[Begin SUPPLIED INFORMATION]

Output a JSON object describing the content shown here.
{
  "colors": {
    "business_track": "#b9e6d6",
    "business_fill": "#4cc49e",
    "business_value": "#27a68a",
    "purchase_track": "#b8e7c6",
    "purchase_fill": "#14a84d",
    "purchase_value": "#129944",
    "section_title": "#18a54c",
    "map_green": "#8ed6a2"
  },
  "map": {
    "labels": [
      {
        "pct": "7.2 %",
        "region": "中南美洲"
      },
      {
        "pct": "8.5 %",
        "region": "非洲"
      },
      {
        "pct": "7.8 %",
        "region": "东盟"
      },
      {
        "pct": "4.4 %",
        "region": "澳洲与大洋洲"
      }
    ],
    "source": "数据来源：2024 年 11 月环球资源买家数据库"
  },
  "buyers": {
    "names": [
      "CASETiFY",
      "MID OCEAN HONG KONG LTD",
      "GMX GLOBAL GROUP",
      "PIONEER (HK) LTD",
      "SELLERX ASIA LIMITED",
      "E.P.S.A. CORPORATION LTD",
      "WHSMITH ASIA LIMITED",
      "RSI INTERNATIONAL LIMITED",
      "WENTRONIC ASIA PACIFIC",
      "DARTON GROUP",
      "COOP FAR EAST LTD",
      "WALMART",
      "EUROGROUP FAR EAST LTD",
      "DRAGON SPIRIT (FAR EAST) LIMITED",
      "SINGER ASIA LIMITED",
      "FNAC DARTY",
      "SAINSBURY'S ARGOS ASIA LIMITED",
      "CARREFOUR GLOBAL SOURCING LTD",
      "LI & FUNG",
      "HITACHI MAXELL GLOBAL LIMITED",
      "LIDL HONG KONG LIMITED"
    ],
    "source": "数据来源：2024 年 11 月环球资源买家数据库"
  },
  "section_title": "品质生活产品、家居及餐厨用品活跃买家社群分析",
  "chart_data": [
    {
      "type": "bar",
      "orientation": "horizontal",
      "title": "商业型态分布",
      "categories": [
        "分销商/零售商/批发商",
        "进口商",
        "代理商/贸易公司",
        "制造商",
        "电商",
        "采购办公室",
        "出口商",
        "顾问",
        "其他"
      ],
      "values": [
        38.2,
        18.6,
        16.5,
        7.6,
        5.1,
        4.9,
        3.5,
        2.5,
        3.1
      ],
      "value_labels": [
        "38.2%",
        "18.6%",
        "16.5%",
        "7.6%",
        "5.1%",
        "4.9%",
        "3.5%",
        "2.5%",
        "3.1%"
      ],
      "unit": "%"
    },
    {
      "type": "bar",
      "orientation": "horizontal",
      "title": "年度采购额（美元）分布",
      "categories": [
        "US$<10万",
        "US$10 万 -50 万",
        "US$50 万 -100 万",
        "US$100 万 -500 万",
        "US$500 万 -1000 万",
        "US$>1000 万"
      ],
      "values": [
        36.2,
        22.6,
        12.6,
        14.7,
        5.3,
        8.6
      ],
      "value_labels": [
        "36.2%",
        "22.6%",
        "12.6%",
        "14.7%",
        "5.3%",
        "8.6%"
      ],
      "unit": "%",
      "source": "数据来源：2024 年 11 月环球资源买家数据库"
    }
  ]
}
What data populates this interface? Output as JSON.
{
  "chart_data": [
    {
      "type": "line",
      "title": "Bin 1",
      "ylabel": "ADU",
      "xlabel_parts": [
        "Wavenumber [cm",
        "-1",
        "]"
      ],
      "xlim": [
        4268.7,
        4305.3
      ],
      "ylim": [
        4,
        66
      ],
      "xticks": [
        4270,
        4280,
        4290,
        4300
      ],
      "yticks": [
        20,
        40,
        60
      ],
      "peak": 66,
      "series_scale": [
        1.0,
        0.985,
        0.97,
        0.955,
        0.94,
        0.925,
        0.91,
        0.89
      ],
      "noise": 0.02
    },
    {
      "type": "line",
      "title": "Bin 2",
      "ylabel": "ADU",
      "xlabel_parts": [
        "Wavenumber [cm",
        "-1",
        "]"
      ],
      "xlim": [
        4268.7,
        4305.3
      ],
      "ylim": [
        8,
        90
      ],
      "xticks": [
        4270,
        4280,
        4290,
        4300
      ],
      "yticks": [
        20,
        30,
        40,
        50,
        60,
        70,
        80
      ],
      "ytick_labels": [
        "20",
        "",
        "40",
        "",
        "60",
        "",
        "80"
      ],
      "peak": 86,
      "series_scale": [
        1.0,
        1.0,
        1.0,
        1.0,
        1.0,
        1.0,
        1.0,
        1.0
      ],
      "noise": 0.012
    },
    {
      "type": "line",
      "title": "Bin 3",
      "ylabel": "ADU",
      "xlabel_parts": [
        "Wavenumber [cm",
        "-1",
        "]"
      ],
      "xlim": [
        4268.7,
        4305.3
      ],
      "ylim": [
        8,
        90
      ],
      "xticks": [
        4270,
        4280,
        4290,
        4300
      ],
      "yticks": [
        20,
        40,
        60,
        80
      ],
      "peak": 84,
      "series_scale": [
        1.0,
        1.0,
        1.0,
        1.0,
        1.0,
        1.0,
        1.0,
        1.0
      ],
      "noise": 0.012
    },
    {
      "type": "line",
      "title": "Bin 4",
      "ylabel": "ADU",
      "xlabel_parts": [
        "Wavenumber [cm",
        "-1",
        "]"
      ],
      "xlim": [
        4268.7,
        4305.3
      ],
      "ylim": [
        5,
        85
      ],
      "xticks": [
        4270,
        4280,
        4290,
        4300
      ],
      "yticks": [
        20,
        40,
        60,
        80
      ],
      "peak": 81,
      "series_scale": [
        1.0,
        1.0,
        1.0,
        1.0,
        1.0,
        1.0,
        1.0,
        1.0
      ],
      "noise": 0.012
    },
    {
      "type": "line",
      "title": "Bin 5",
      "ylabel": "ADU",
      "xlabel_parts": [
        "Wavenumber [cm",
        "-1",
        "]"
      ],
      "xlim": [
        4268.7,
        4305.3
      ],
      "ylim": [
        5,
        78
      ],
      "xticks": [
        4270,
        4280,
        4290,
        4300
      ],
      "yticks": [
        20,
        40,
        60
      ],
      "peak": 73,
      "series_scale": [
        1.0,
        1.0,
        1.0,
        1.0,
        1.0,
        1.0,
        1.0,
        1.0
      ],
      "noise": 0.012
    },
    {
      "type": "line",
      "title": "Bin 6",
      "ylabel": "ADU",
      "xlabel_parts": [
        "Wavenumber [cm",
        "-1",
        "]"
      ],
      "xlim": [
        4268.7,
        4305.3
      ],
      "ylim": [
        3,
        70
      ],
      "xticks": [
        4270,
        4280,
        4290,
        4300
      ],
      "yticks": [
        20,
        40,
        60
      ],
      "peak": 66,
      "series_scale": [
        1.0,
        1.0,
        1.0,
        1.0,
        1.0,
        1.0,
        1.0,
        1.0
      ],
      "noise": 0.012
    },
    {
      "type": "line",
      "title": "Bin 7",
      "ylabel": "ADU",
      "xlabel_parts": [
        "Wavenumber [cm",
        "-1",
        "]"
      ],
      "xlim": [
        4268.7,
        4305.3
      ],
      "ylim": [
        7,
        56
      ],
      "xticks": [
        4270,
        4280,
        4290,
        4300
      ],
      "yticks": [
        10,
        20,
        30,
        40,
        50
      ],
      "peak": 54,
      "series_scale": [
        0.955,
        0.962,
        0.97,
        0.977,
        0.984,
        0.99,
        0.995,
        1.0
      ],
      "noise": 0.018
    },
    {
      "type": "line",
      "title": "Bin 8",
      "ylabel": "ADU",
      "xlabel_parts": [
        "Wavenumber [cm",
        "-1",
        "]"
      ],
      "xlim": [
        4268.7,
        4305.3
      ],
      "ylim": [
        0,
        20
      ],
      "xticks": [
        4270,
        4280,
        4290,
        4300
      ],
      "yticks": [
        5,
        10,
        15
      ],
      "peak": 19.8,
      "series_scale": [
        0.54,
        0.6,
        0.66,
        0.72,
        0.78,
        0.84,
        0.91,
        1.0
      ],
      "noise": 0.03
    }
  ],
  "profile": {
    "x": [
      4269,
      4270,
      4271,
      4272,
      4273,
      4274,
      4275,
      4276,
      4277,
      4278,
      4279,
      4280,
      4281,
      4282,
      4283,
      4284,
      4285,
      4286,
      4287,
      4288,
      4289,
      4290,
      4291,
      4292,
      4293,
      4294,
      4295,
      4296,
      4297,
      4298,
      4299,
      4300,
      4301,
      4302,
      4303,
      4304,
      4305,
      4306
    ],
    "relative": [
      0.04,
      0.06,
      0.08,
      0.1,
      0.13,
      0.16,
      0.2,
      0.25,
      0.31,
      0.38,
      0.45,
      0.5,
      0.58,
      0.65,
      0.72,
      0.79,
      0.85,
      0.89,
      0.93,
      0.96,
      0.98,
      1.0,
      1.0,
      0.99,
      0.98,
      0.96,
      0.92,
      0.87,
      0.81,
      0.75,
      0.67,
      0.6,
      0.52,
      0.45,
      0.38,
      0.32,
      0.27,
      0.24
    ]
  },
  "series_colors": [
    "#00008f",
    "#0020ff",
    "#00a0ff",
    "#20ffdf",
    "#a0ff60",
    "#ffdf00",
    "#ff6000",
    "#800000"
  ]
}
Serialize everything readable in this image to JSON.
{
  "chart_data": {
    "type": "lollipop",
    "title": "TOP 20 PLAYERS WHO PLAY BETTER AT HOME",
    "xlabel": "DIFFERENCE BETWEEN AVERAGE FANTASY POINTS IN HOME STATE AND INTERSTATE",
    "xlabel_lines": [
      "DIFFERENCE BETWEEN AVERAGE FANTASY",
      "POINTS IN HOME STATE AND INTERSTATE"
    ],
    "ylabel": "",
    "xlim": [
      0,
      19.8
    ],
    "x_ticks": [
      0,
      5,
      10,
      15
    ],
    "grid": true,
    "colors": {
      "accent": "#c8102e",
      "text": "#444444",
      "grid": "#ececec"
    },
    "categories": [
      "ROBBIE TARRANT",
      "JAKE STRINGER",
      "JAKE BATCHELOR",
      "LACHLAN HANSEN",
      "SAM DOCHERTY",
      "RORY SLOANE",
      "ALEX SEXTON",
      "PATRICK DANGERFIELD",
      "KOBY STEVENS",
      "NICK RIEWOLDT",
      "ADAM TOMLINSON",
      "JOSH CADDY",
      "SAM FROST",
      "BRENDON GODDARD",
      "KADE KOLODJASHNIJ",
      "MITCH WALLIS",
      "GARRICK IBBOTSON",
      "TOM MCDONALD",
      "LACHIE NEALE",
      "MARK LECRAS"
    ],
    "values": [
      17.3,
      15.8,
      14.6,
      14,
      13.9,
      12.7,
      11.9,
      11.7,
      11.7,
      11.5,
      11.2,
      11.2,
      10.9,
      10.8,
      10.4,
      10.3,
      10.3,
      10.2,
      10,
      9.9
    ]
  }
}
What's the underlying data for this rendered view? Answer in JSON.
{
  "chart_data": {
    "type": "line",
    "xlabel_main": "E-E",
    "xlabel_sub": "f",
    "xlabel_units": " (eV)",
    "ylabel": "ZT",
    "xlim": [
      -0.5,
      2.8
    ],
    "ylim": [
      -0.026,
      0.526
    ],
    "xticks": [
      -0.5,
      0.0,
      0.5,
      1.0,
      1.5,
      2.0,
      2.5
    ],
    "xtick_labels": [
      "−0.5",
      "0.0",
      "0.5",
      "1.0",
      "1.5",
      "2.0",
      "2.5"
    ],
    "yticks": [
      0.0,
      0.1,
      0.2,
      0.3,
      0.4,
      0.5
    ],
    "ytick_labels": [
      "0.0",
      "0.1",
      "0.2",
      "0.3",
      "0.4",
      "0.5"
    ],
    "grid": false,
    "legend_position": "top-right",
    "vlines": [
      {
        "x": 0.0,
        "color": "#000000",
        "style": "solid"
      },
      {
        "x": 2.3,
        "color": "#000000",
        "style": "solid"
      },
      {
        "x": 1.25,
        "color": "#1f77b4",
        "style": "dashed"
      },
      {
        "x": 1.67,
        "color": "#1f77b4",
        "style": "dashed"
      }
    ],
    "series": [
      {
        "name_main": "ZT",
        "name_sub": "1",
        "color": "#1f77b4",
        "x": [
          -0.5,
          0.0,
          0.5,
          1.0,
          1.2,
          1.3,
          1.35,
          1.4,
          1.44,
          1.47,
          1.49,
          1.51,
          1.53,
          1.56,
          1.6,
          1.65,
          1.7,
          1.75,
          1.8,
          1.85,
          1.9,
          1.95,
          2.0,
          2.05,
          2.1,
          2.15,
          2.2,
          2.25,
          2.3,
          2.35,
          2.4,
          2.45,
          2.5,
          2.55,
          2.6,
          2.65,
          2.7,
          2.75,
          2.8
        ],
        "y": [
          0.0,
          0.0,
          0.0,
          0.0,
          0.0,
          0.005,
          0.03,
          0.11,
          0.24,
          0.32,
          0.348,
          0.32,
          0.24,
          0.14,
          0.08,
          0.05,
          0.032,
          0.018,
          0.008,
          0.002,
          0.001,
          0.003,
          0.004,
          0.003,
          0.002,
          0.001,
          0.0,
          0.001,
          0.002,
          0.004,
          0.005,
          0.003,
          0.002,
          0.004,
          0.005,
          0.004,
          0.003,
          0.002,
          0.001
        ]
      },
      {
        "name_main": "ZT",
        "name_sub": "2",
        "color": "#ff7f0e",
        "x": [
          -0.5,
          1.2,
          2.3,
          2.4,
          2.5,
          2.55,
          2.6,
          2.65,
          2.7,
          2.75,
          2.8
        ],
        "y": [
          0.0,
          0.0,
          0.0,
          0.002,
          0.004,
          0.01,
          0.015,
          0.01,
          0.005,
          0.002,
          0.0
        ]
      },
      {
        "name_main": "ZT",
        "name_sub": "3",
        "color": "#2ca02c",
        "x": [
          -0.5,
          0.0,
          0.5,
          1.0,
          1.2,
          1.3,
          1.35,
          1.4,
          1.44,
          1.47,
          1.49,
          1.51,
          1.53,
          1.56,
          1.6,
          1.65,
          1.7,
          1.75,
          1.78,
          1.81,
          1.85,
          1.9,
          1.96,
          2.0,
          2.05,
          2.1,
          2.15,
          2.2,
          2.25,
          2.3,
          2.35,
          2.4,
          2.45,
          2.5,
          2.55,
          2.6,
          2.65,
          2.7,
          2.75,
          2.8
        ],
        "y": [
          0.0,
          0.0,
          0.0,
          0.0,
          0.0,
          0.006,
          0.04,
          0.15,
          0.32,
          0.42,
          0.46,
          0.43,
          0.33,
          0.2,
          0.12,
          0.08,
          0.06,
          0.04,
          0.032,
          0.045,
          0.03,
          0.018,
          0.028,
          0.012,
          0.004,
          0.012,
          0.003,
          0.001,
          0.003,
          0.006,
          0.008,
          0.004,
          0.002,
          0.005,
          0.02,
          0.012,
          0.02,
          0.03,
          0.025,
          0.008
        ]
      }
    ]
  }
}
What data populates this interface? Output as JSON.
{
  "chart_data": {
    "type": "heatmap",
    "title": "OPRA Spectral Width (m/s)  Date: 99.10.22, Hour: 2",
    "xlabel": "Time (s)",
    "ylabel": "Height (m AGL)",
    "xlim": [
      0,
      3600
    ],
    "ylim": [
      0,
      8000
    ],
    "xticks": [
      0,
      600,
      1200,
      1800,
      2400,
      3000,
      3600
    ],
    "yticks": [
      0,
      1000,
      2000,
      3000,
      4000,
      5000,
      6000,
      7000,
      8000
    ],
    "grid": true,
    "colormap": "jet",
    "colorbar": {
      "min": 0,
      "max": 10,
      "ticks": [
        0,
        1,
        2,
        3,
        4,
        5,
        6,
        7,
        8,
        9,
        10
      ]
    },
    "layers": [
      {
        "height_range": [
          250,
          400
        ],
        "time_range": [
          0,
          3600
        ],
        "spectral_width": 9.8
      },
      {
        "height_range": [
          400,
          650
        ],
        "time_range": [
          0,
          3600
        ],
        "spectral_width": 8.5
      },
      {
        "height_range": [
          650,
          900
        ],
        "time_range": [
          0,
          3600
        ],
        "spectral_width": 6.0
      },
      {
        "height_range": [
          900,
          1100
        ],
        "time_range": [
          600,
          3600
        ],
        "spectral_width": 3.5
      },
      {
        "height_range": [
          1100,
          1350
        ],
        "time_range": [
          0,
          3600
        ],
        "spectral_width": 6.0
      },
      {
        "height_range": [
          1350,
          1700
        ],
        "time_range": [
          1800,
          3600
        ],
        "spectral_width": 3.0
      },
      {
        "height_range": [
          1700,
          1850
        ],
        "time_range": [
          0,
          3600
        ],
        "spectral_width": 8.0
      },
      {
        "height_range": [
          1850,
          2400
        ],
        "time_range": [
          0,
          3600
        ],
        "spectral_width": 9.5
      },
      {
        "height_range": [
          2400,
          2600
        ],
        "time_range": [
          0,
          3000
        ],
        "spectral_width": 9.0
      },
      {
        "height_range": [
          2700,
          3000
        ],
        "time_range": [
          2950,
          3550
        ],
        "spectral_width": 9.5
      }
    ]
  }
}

[End SUPPLIED INFORMATION]

Say the number of lines in the listing that hold "JSON", with no added words.

5